■ Set problem
Can you copy out the data exactly? Leave the images out.

■ Data supplied

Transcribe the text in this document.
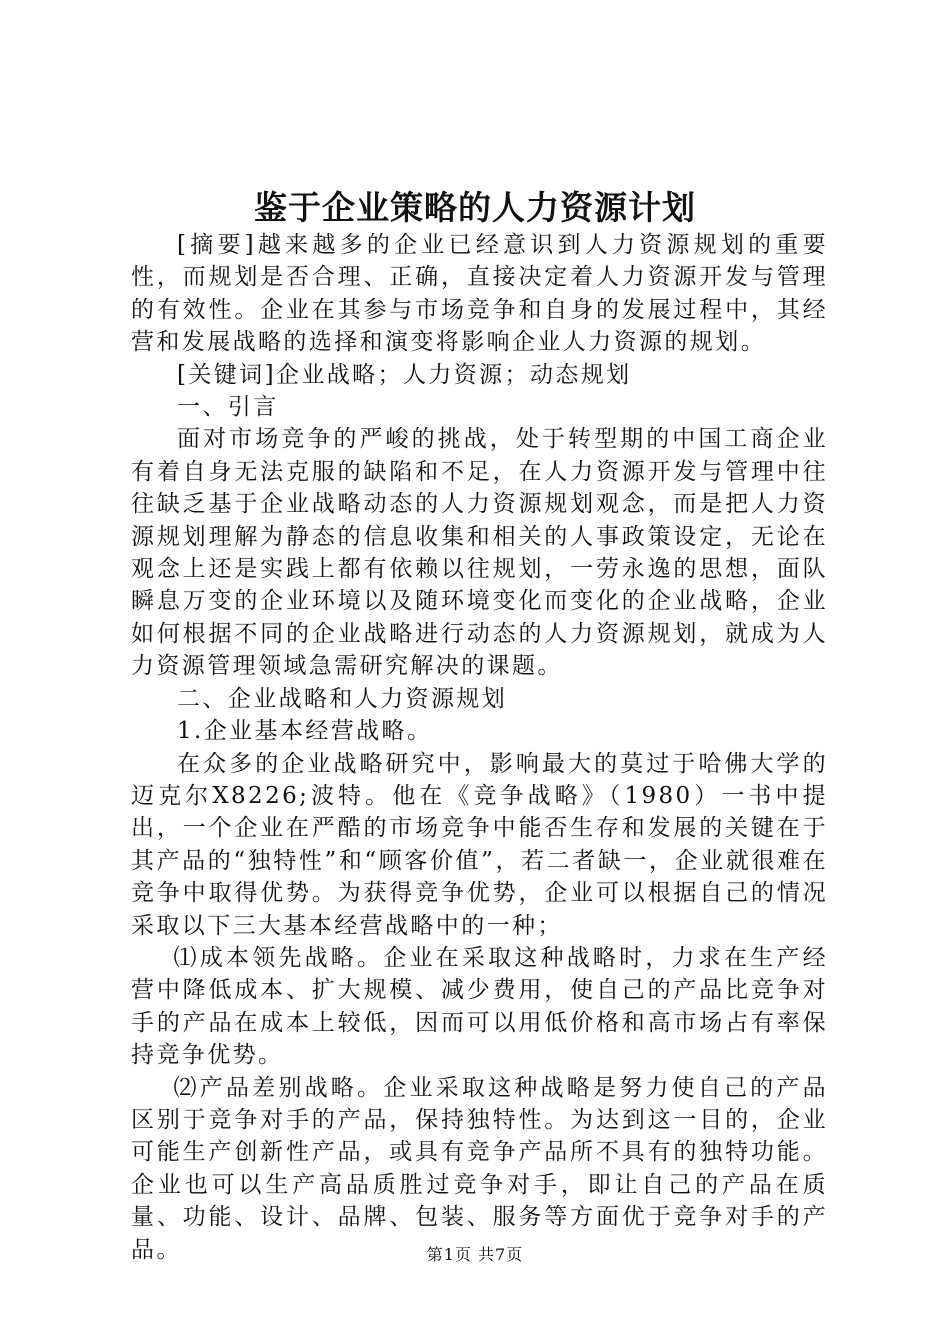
鉴于企业策略的人力资源计划

[摘要]越来越多的企业已经意识到人力资源规划的重要性，而规划是否合理、正确，直接决定着人力资源开发与管理的有效性。企业在其参与市场竞争和自身的发展过程中，其经营和发展战略的选择和演变将影响企业人力资源的规划。

[关键词]企业战略；人力资源；动态规划

一、引言

面对市场竞争的严峻的挑战，处于转型期的中国工商企业有着自身无法克服的缺陷和不足，在人力资源开发与管理中往往缺乏基于企业战略动态的人力资源规划观念，而是把人力资源规划理解为静态的信息收集和相关的人事政策设定，无论在观念上还是实践上都有依赖以往规划，一劳永逸的思想，面队瞬息万变的企业环境以及随环境变化而变化的企业战略，企业如何根据不同的企业战略进行动态的人力资源规划，就成为人力资源管理领域急需研究解决的课题。

二、企业战略和人力资源规划

1.企业基本经营战略。

在众多的企业战略研究中，影响最大的莫过于哈佛大学的迈克尔X8226;波特。他在《竞争战略》（1980）一书中提出，一个企业在严酷的市场竞争中能否生存和发展的关键在于其产品的“独特性”和“顾客价值”，若二者缺一，企业就很难在竞争中取得优势。为获得竞争优势，企业可以根据自己的情况采取以下三大基本经营战略中的一种；

⑴成本领先战略。企业在采取这种战略时，力求在生产经营中降低成本、扩大规模、减少费用，使自己的产品比竞争对手的产品在成本上较低，因而可以用低价格和高市场占有率保持竞争优势。

⑵产品差别战略。企业采取这种战略是努力使自己的产品区别于竞争对手的产品，保持独特性。为达到这一目的，企业可能生产创新性产品，或具有竞争产品所不具有的独特功能。企业也可以生产高品质胜过竞争对手，即让自己的产品在质量、功能、设计、品牌、包装、服务等方面优于竞争对手的产品。	第1页 共7页
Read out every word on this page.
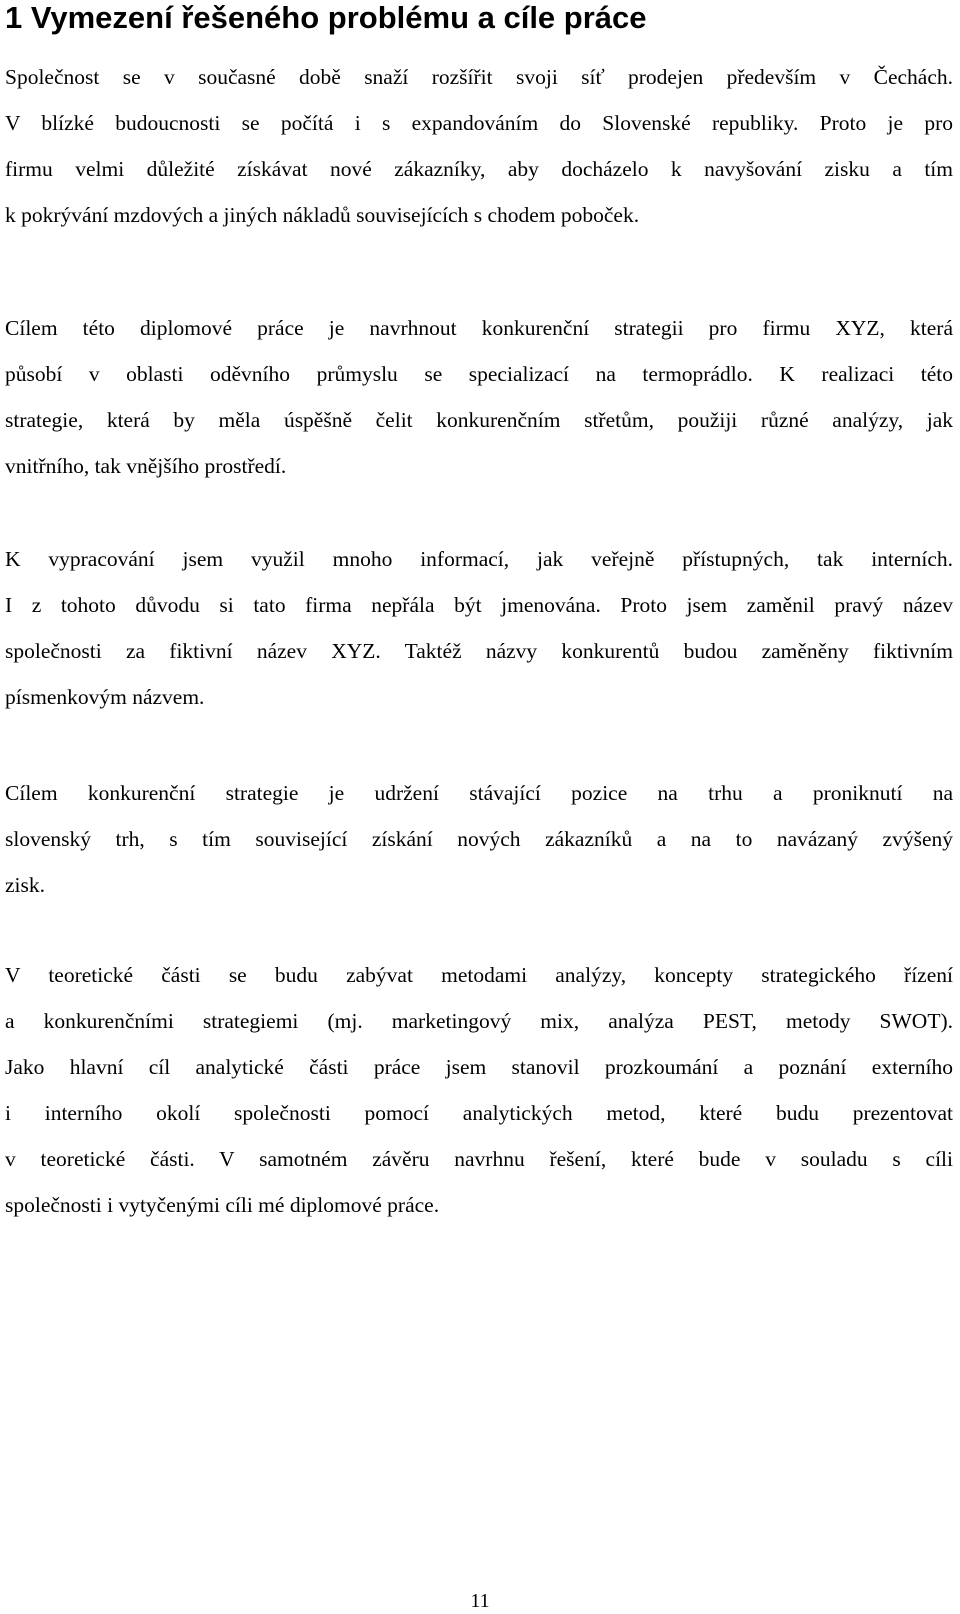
1 Vymezení řešeného problému a cíle práce

Společnost se v současné době snaží rozšířit svoji síť prodejen především v Čechách.
V blízké budoucnosti se počítá i s expandováním do Slovenské republiky. Proto je pro
firmu velmi důležité získávat nové zákazníky, aby docházelo k navyšování zisku a tím
k pokrývání mzdových a jiných nákladů souvisejících s chodem poboček.

Cílem této diplomové práce je navrhnout konkurenční strategii pro firmu XYZ, která
působí v oblasti oděvního průmyslu se specializací na termoprádlo. K realizaci této
strategie, která by měla úspěšně čelit konkurenčním střetům, použiji různé analýzy, jak
vnitřního, tak vnějšího prostředí.

K vypracování jsem využil mnoho informací, jak veřejně přístupných, tak interních.
I z tohoto důvodu si tato firma nepřála být jmenována. Proto jsem zaměnil pravý název
společnosti za fiktivní název XYZ. Taktéž názvy konkurentů budou zaměněny fiktivním
písmenkovým názvem.

Cílem konkurenční strategie je udržení stávající pozice na trhu a proniknutí na
slovenský trh, s tím související získání nových zákazníků a na to navázaný zvýšený
zisk.

V teoretické části se budu zabývat metodami analýzy, koncepty strategického řízení
a konkurenčními strategiemi (mj. marketingový mix, analýza PEST, metody SWOT).
Jako hlavní cíl analytické části práce jsem stanovil prozkoumání a poznání externího
i interního okolí společnosti pomocí analytických metod, které budu prezentovat
v teoretické části. V samotném závěru navrhnu řešení, které bude v souladu s cíli
společnosti i vytyčenými cíli mé diplomové práce.

11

■ Problem solution
Transcribe the text in this document.
鉴于企业策略的人力资源计划

[摘要]越来越多的企业已经意识到人力资源规划的重要性，而规划是否合理、正确，直接决定着人力资源开发与管理的有效性。企业在其参与市场竞争和自身的发展过程中，其经营和发展战略的选择和演变将影响企业人力资源的规划。

[关键词]企业战略；人力资源；动态规划

一、引言

面对市场竞争的严峻的挑战，处于转型期的中国工商企业有着自身无法克服的缺陷和不足，在人力资源开发与管理中往往缺乏基于企业战略动态的人力资源规划观念，而是把人力资源规划理解为静态的信息收集和相关的人事政策设定，无论在观念上还是实践上都有依赖以往规划，一劳永逸的思想，面队瞬息万变的企业环境以及随环境变化而变化的企业战略，企业如何根据不同的企业战略进行动态的人力资源规划，就成为人力资源管理领域急需研究解决的课题。

二、企业战略和人力资源规划

1.企业基本经营战略。

在众多的企业战略研究中，影响最大的莫过于哈佛大学的迈克尔X8226;波特。他在《竞争战略》（1980）一书中提出，一个企业在严酷的市场竞争中能否生存和发展的关键在于其产品的“独特性”和“顾客价值”，若二者缺一，企业就很难在竞争中取得优势。为获得竞争优势，企业可以根据自己的情况采取以下三大基本经营战略中的一种；

⑴成本领先战略。企业在采取这种战略时，力求在生产经营中降低成本、扩大规模、减少费用，使自己的产品比竞争对手的产品在成本上较低，因而可以用低价格和高市场占有率保持竞争优势。

⑵产品差别战略。企业采取这种战略是努力使自己的产品区别于竞争对手的产品，保持独特性。为达到这一目的，企业可能生产创新性产品，或具有竞争产品所不具有的独特功能。企业也可以生产高品质胜过竞争对手，即让自己的产品在质量、功能、设计、品牌、包装、服务等方面优于竞争对手的产品。	第1页 共7页
Read out every word on this page.
1 Vymezení řešeného problému a cíle práce

Společnost se v současné době snaží rozšířit svoji síť prodejen především v Čechách.
V blízké budoucnosti se počítá i s expandováním do Slovenské republiky. Proto je pro
firmu velmi důležité získávat nové zákazníky, aby docházelo k navyšování zisku a tím
k pokrývání mzdových a jiných nákladů souvisejících s chodem poboček.

Cílem této diplomové práce je navrhnout konkurenční strategii pro firmu XYZ, která
působí v oblasti oděvního průmyslu se specializací na termoprádlo. K realizaci této
strategie, která by měla úspěšně čelit konkurenčním střetům, použiji různé analýzy, jak
vnitřního, tak vnějšího prostředí.

K vypracování jsem využil mnoho informací, jak veřejně přístupných, tak interních.
I z tohoto důvodu si tato firma nepřála být jmenována. Proto jsem zaměnil pravý název
společnosti za fiktivní název XYZ. Taktéž názvy konkurentů budou zaměněny fiktivním
písmenkovým názvem.

Cílem konkurenční strategie je udržení stávající pozice na trhu a proniknutí na
slovenský trh, s tím související získání nových zákazníků a na to navázaný zvýšený
zisk.

V teoretické části se budu zabývat metodami analýzy, koncepty strategického řízení
a konkurenčními strategiemi (mj. marketingový mix, analýza PEST, metody SWOT).
Jako hlavní cíl analytické části práce jsem stanovil prozkoumání a poznání externího
i interního okolí společnosti pomocí analytických metod, které budu prezentovat
v teoretické části. V samotném závěru navrhnu řešení, které bude v souladu s cíli
společnosti i vytyčenými cíli mé diplomové práce.

11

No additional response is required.